» Stated task
Each record must be retyped in full. No character may differ.

» The data
★ ★ ★ ★ ★ ★ ★

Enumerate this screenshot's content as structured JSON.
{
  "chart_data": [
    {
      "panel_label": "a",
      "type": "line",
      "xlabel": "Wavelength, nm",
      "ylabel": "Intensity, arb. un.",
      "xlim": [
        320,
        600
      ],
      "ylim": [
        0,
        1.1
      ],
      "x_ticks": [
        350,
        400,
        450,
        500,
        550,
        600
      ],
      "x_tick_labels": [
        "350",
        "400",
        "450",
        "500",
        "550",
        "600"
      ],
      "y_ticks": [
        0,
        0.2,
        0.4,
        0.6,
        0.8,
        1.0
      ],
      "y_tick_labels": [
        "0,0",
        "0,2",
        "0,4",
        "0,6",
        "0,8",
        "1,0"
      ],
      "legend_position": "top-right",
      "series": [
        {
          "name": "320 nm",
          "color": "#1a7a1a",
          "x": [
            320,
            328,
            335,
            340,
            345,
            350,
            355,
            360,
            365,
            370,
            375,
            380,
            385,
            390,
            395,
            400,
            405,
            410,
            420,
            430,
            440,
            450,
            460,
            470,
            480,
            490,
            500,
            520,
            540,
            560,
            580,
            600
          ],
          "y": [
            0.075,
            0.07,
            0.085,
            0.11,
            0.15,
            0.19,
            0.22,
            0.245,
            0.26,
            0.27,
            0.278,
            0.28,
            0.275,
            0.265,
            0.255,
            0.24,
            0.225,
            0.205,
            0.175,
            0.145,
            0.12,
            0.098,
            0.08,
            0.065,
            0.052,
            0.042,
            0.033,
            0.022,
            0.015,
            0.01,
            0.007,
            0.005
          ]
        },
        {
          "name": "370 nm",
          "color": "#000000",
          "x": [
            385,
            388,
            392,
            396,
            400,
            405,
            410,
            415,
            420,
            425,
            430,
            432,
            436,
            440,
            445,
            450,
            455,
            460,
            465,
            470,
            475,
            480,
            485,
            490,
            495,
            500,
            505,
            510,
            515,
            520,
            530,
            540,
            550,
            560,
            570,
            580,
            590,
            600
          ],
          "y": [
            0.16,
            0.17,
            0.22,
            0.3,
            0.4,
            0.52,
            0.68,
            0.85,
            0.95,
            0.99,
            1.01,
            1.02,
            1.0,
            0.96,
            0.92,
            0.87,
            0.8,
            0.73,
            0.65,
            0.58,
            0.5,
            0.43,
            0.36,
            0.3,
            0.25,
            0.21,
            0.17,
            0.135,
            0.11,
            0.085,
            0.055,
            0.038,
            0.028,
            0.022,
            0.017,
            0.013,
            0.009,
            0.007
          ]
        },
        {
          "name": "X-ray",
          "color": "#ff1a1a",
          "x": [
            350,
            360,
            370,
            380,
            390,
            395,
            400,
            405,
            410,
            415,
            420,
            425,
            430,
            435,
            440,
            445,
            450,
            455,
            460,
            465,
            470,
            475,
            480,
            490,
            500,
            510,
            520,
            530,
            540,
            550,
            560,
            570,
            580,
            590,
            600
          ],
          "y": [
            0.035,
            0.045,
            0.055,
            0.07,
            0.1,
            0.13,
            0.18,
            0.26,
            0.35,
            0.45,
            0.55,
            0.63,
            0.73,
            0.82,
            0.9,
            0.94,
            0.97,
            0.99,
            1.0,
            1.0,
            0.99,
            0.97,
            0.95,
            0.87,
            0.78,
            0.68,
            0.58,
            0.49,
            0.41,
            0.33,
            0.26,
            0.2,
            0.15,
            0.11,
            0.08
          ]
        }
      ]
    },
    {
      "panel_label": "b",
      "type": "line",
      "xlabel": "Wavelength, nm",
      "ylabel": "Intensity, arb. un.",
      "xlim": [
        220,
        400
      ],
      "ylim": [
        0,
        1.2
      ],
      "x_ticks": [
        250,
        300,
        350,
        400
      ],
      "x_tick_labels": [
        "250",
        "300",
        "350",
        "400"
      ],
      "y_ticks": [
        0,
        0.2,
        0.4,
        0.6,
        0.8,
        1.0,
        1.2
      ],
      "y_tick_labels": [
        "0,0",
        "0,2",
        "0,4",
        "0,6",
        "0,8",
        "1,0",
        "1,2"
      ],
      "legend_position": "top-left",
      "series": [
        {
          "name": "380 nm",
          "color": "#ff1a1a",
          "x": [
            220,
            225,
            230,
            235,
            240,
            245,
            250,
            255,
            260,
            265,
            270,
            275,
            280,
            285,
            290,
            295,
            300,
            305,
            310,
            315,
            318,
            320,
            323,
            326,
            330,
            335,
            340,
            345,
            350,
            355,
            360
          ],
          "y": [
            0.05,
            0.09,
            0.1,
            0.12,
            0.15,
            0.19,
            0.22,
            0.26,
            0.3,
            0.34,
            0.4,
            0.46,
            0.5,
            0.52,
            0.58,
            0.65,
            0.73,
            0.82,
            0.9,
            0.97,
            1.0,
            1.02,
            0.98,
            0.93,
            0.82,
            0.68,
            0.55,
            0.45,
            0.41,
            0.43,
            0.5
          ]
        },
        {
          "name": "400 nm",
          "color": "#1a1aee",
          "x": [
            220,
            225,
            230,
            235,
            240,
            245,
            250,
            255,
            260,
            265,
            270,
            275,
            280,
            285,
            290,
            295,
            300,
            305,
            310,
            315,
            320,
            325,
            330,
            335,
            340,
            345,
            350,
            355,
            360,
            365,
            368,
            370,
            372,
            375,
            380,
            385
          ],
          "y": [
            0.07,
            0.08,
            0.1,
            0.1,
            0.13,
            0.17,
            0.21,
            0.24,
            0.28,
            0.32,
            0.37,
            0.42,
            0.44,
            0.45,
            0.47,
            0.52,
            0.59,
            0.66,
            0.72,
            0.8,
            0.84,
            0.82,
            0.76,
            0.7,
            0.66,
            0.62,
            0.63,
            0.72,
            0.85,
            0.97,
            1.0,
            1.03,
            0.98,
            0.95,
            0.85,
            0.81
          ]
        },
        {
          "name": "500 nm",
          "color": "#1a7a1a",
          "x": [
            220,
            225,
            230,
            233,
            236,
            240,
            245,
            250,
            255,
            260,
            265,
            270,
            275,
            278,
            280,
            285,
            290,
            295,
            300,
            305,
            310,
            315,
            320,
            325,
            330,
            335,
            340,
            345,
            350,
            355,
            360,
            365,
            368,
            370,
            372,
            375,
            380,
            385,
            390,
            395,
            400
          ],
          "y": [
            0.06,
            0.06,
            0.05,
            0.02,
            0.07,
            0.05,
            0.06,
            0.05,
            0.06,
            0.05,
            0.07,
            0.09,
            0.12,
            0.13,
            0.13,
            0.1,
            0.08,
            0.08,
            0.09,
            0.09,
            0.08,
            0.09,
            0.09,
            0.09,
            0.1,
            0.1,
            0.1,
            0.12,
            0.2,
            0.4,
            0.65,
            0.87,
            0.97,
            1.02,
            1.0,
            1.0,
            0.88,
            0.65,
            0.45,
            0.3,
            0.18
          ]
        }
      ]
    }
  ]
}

★ ★ ★ ★ ★ ★ ★

» Task answer
Enumerate this screenshot's content as structured JSON.
{
  "chart_data": [
    {
      "panel_label": "a",
      "type": "line",
      "xlabel": "Wavelength, nm",
      "ylabel": "Intensity, arb. un.",
      "xlim": [
        320,
        600
      ],
      "ylim": [
        0,
        1.1
      ],
      "x_ticks": [
        350,
        400,
        450,
        500,
        550,
        600
      ],
      "x_tick_labels": [
        "350",
        "400",
        "450",
        "500",
        "550",
        "600"
      ],
      "y_ticks": [
        0,
        0.2,
        0.4,
        0.6,
        0.8,
        1.0
      ],
      "y_tick_labels": [
        "0,0",
        "0,2",
        "0,4",
        "0,6",
        "0,8",
        "1,0"
      ],
      "legend_position": "top-right",
      "series": [
        {
          "name": "320 nm",
          "color": "#1a7a1a",
          "x": [
            320,
            328,
            335,
            340,
            345,
            350,
            355,
            360,
            365,
            370,
            375,
            380,
            385,
            390,
            395,
            400,
            405,
            410,
            420,
            430,
            440,
            450,
            460,
            470,
            480,
            490,
            500,
            520,
            540,
            560,
            580,
            600
          ],
          "y": [
            0.075,
            0.07,
            0.085,
            0.11,
            0.15,
            0.19,
            0.22,
            0.245,
            0.26,
            0.27,
            0.278,
            0.28,
            0.275,
            0.265,
            0.255,
            0.24,
            0.225,
            0.205,
            0.175,
            0.145,
            0.12,
            0.098,
            0.08,
            0.065,
            0.052,
            0.042,
            0.033,
            0.022,
            0.015,
            0.01,
            0.007,
            0.005
          ]
        },
        {
          "name": "370 nm",
          "color": "#000000",
          "x": [
            385,
            388,
            392,
            396,
            400,
            405,
            410,
            415,
            420,
            425,
            430,
            432,
            436,
            440,
            445,
            450,
            455,
            460,
            465,
            470,
            475,
            480,
            485,
            490,
            495,
            500,
            505,
            510,
            515,
            520,
            530,
            540,
            550,
            560,
            570,
            580,
            590,
            600
          ],
          "y": [
            0.16,
            0.17,
            0.22,
            0.3,
            0.4,
            0.52,
            0.68,
            0.85,
            0.95,
            0.99,
            1.01,
            1.02,
            1.0,
            0.96,
            0.92,
            0.87,
            0.8,
            0.73,
            0.65,
            0.58,
            0.5,
            0.43,
            0.36,
            0.3,
            0.25,
            0.21,
            0.17,
            0.135,
            0.11,
            0.085,
            0.055,
            0.038,
            0.028,
            0.022,
            0.017,
            0.013,
            0.009,
            0.007
          ]
        },
        {
          "name": "X-ray",
          "color": "#ff1a1a",
          "x": [
            350,
            360,
            370,
            380,
            390,
            395,
            400,
            405,
            410,
            415,
            420,
            425,
            430,
            435,
            440,
            445,
            450,
            455,
            460,
            465,
            470,
            475,
            480,
            490,
            500,
            510,
            520,
            530,
            540,
            550,
            560,
            570,
            580,
            590,
            600
          ],
          "y": [
            0.035,
            0.045,
            0.055,
            0.07,
            0.1,
            0.13,
            0.18,
            0.26,
            0.35,
            0.45,
            0.55,
            0.63,
            0.73,
            0.82,
            0.9,
            0.94,
            0.97,
            0.99,
            1.0,
            1.0,
            0.99,
            0.97,
            0.95,
            0.87,
            0.78,
            0.68,
            0.58,
            0.49,
            0.41,
            0.33,
            0.26,
            0.2,
            0.15,
            0.11,
            0.08
          ]
        }
      ]
    },
    {
      "panel_label": "b",
      "type": "line",
      "xlabel": "Wavelength, nm",
      "ylabel": "Intensity, arb. un.",
      "xlim": [
        220,
        400
      ],
      "ylim": [
        0,
        1.2
      ],
      "x_ticks": [
        250,
        300,
        350,
        400
      ],
      "x_tick_labels": [
        "250",
        "300",
        "350",
        "400"
      ],
      "y_ticks": [
        0,
        0.2,
        0.4,
        0.6,
        0.8,
        1.0,
        1.2
      ],
      "y_tick_labels": [
        "0,0",
        "0,2",
        "0,4",
        "0,6",
        "0,8",
        "1,0",
        "1,2"
      ],
      "legend_position": "top-left",
      "series": [
        {
          "name": "380 nm",
          "color": "#ff1a1a",
          "x": [
            220,
            225,
            230,
            235,
            240,
            245,
            250,
            255,
            260,
            265,
            270,
            275,
            280,
            285,
            290,
            295,
            300,
            305,
            310,
            315,
            318,
            320,
            323,
            326,
            330,
            335,
            340,
            345,
            350,
            355,
            360
          ],
          "y": [
            0.05,
            0.09,
            0.1,
            0.12,
            0.15,
            0.19,
            0.22,
            0.26,
            0.3,
            0.34,
            0.4,
            0.46,
            0.5,
            0.52,
            0.58,
            0.65,
            0.73,
            0.82,
            0.9,
            0.97,
            1.0,
            1.02,
            0.98,
            0.93,
            0.82,
            0.68,
            0.55,
            0.45,
            0.41,
            0.43,
            0.5
          ]
        },
        {
          "name": "400 nm",
          "color": "#1a1aee",
          "x": [
            220,
            225,
            230,
            235,
            240,
            245,
            250,
            255,
            260,
            265,
            270,
            275,
            280,
            285,
            290,
            295,
            300,
            305,
            310,
            315,
            320,
            325,
            330,
            335,
            340,
            345,
            350,
            355,
            360,
            365,
            368,
            370,
            372,
            375,
            380,
            385
          ],
          "y": [
            0.07,
            0.08,
            0.1,
            0.1,
            0.13,
            0.17,
            0.21,
            0.24,
            0.28,
            0.32,
            0.37,
            0.42,
            0.44,
            0.45,
            0.47,
            0.52,
            0.59,
            0.66,
            0.72,
            0.8,
            0.84,
            0.82,
            0.76,
            0.7,
            0.66,
            0.62,
            0.63,
            0.72,
            0.85,
            0.97,
            1.0,
            1.03,
            0.98,
            0.95,
            0.85,
            0.81
          ]
        },
        {
          "name": "500 nm",
          "color": "#1a7a1a",
          "x": [
            220,
            225,
            230,
            233,
            236,
            240,
            245,
            250,
            255,
            260,
            265,
            270,
            275,
            278,
            280,
            285,
            290,
            295,
            300,
            305,
            310,
            315,
            320,
            325,
            330,
            335,
            340,
            345,
            350,
            355,
            360,
            365,
            368,
            370,
            372,
            375,
            380,
            385,
            390,
            395,
            400
          ],
          "y": [
            0.06,
            0.06,
            0.05,
            0.02,
            0.07,
            0.05,
            0.06,
            0.05,
            0.06,
            0.05,
            0.07,
            0.09,
            0.12,
            0.13,
            0.13,
            0.1,
            0.08,
            0.08,
            0.09,
            0.09,
            0.08,
            0.09,
            0.09,
            0.09,
            0.1,
            0.1,
            0.1,
            0.12,
            0.2,
            0.4,
            0.65,
            0.87,
            0.97,
            1.02,
            1.0,
            1.0,
            0.88,
            0.65,
            0.45,
            0.3,
            0.18
          ]
        }
      ]
    }
  ]
}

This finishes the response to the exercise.